— Begin RECORDS FOR THE TASK —
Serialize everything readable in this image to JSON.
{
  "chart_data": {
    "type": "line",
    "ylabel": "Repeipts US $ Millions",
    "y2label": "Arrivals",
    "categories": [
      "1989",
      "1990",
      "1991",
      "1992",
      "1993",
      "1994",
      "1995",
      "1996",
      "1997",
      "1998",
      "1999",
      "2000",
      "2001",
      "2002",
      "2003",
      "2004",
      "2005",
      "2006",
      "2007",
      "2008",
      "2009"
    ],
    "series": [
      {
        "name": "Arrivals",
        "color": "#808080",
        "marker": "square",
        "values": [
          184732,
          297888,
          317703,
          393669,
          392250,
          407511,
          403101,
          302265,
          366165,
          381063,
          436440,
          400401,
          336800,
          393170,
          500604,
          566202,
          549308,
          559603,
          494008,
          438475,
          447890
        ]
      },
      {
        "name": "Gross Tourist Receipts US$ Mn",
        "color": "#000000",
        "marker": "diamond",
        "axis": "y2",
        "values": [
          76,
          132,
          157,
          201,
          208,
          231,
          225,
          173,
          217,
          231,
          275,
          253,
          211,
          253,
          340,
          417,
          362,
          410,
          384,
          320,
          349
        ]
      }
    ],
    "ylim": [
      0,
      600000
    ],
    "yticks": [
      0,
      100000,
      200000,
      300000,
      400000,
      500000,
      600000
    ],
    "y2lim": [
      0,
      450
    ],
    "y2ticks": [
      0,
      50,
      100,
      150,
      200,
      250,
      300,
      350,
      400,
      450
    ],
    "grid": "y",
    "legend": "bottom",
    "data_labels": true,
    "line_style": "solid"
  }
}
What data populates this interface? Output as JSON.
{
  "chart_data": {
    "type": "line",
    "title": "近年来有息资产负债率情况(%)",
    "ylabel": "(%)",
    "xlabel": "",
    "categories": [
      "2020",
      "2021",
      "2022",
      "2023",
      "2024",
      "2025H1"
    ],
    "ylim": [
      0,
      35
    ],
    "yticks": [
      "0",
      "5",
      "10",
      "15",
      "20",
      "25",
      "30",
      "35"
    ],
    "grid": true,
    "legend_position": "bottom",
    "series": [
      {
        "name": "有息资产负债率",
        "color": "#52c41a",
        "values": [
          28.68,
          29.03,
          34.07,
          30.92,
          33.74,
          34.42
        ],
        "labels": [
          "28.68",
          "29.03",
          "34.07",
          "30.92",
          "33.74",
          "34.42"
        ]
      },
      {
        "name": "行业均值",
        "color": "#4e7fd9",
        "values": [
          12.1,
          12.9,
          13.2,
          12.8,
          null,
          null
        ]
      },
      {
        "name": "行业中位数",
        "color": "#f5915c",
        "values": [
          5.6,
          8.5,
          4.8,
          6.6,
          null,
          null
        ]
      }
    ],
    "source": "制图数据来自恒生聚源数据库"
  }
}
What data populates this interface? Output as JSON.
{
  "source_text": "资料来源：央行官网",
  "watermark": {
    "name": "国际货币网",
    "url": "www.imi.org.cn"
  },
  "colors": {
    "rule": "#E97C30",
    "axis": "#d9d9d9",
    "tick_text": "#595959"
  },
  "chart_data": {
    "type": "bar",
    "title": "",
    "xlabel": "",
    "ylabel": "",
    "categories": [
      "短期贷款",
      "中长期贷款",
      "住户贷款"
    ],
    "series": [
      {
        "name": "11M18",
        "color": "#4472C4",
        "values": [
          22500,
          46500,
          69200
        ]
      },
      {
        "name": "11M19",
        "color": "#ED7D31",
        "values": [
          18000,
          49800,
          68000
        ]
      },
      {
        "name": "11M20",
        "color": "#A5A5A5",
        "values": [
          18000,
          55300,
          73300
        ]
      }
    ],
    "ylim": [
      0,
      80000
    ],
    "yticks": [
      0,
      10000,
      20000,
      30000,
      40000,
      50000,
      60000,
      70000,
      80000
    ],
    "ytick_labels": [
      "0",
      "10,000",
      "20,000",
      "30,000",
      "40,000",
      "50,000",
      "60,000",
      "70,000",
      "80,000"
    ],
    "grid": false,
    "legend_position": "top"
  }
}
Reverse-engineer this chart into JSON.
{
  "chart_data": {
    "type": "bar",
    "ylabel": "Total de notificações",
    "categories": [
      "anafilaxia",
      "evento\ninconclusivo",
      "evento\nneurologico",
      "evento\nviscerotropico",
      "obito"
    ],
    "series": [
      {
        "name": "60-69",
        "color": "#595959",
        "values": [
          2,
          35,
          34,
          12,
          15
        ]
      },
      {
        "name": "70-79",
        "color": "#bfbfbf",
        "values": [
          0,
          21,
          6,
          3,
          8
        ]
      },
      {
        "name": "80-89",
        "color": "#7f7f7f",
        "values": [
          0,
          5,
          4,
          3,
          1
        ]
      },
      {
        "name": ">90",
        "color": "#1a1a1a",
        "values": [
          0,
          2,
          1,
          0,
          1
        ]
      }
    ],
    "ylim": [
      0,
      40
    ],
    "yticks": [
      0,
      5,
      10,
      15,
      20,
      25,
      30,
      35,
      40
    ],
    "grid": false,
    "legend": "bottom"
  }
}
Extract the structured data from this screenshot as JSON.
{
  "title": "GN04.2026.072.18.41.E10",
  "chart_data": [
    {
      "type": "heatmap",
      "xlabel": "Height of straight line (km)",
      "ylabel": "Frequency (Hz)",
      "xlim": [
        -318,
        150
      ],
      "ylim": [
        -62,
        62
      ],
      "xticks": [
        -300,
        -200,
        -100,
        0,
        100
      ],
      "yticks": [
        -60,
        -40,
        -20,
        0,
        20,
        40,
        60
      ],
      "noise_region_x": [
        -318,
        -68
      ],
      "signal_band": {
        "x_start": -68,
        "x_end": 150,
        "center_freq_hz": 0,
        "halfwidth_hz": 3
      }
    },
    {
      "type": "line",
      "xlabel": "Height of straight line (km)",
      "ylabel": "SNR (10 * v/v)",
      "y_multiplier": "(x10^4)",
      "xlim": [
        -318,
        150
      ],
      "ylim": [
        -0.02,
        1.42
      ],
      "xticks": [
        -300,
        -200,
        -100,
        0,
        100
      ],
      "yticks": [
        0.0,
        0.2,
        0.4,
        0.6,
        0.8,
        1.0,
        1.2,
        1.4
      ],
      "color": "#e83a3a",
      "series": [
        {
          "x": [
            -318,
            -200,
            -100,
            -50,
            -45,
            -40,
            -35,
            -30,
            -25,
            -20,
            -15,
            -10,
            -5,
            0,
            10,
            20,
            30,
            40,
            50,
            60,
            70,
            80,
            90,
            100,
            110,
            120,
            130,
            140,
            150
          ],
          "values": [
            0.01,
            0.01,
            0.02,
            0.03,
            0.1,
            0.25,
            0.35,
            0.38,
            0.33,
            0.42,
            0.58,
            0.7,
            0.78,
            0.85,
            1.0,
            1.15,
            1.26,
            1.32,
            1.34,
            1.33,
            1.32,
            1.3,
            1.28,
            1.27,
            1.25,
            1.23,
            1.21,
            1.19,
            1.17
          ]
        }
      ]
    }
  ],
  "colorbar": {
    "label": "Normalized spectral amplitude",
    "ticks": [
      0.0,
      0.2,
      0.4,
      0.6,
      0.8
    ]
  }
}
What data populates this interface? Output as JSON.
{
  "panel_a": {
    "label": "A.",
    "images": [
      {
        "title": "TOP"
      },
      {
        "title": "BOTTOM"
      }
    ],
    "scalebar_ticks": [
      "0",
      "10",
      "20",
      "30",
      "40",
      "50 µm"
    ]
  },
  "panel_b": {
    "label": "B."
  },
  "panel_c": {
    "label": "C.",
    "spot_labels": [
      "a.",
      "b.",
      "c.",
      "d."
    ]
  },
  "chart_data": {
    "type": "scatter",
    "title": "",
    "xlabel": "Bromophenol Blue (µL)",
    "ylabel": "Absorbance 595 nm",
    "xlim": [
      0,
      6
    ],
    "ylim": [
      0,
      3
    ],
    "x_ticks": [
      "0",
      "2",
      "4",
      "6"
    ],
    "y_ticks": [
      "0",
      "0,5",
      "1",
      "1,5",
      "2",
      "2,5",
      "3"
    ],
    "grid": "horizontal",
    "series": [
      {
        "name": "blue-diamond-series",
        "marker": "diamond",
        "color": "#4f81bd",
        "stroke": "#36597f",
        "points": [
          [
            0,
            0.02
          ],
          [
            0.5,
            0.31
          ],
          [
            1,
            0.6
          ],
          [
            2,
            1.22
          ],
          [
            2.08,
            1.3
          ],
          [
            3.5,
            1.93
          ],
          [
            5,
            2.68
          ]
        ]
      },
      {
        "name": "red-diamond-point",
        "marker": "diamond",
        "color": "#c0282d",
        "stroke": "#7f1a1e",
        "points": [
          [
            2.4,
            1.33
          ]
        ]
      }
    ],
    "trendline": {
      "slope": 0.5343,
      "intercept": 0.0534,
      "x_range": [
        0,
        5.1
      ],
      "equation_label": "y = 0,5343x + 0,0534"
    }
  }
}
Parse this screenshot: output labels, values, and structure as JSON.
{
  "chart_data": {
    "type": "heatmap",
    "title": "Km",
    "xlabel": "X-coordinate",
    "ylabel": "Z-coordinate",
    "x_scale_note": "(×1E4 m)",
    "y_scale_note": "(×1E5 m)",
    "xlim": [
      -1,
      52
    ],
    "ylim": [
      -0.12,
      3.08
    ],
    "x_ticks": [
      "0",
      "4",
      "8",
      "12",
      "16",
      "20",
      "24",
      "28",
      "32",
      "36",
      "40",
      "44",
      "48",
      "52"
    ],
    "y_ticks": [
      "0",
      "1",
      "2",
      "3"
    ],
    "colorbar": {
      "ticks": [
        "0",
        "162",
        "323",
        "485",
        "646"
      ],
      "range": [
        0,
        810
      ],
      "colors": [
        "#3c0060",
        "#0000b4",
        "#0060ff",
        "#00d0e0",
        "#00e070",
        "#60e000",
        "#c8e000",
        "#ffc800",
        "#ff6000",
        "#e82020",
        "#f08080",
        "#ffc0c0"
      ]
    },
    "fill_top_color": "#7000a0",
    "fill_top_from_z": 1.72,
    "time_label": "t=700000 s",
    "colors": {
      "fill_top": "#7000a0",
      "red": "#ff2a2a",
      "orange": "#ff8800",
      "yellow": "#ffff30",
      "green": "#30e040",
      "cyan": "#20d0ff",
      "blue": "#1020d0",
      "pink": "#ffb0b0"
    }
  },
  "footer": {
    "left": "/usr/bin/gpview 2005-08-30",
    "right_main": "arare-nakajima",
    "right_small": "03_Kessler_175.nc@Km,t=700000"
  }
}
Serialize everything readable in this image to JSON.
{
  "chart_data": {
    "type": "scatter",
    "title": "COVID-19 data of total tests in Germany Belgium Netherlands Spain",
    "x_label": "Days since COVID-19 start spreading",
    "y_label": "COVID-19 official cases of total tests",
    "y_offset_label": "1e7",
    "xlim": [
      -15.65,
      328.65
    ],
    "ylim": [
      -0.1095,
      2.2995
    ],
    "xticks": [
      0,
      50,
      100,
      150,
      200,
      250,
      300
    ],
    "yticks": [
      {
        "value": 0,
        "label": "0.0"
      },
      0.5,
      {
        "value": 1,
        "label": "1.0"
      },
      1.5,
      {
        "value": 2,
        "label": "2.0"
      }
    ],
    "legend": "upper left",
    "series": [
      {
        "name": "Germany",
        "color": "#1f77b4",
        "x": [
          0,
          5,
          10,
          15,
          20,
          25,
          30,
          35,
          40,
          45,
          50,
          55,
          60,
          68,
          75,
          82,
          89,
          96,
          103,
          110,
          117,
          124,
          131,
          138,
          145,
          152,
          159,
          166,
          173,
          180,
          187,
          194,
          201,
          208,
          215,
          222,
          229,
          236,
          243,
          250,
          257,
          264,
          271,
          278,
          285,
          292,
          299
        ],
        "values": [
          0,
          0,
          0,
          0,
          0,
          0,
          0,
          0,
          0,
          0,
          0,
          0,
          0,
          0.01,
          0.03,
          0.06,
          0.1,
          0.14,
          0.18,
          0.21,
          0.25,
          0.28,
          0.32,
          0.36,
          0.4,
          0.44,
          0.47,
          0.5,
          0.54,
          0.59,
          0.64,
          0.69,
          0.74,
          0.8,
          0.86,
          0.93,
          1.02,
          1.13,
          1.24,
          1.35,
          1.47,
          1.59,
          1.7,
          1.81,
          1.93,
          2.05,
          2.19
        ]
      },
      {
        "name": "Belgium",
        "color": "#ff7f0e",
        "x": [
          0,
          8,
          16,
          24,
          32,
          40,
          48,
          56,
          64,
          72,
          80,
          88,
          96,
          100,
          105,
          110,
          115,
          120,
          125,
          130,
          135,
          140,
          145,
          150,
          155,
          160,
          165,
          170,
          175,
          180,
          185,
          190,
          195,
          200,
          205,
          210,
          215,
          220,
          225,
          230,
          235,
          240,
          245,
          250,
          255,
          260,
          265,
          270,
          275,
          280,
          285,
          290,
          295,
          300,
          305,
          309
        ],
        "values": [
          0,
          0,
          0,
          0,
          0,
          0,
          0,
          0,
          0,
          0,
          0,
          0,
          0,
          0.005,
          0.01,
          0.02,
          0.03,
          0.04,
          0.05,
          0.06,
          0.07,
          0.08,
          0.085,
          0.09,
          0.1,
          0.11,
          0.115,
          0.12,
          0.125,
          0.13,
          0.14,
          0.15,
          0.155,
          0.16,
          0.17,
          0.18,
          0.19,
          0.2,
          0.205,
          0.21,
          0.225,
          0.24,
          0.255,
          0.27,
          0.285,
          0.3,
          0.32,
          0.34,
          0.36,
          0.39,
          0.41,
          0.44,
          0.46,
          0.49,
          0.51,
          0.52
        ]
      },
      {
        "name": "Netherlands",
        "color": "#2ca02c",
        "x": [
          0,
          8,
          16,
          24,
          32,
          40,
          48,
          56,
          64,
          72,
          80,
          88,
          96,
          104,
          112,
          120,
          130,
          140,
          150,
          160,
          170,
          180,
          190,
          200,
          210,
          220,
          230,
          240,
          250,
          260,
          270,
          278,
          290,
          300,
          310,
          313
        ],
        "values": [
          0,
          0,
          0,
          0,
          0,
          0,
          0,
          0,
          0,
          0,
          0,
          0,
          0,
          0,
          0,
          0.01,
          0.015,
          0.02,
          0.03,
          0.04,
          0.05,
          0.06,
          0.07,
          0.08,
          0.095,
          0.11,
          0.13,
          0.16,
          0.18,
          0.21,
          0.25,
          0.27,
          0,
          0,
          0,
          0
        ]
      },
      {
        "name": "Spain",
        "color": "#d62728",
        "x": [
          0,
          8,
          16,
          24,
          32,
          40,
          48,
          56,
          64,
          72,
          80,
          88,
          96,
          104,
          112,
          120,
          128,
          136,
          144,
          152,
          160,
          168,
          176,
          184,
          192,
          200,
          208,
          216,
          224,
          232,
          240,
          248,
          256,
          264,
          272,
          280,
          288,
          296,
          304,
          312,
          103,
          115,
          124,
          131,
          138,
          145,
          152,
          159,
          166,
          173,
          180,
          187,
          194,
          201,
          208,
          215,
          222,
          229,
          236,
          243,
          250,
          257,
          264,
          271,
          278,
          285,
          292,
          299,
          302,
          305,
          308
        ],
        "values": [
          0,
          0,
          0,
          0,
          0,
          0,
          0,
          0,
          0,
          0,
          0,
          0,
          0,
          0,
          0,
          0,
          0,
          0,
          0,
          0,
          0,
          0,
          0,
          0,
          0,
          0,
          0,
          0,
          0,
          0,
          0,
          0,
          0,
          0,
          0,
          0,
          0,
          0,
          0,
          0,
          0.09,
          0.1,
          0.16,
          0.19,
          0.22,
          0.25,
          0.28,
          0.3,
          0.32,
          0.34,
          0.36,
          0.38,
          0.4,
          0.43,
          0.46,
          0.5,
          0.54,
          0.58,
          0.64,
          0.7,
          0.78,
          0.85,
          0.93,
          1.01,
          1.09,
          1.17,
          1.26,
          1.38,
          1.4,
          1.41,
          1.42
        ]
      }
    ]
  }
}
— End RECORDS FOR THE TASK —
## EXERCISE
Which lines in the listing above hold the word "evento"? Show each of them.

## COMPLETE ANSWER
      "evento\ninconclusivo",
      "evento\nneurologico",
      "evento\nviscerotropico",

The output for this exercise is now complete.